Reklama

Opłata mocowa w górę. Rachunki za prąd znów wzrosną

Autor. Envato

Od 1 stycznia 2026 r. rachunki za prąd wzrosną z powodu podniesienia tzw. opłaty mocowej. Decyzja prezesa URE oznacza dodatkowe obciążenia zarówno dla gospodarstw domowych, jak i firm, które współfinansują w ten sposób utrzymanie elektrowni w gotowości do pracy.

Prezes URE Renata Mroczek opublikowała nowe, netto stawki opłaty mocowej na 2026 r. Dla gospodarstw domowych nadal będą one zależne od rocznego zużycia energii, ale każda grupa zapłaci wyraźnie więcej niż dotąd.

════════════════════

§ Zadanie:
Wypisz wszystkie nazwy własne, które występują we fragmencie o opłacie mocowej. Odpowiedzi należy opierać wyłącznie na treści fragmentu.

§ Dane:
════════════════════

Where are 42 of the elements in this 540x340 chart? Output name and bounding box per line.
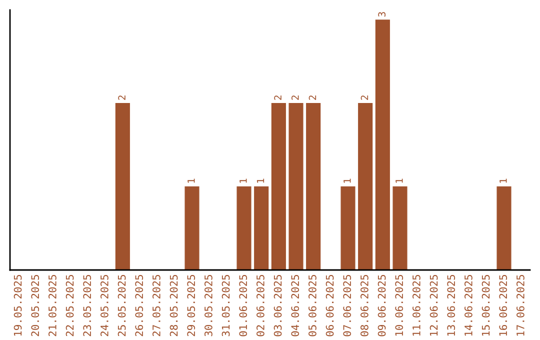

════════════════════

§ Rozwiązanie:
We fragmencie występują trzy nazwy własne: Envato, URE i Renata Mroczek.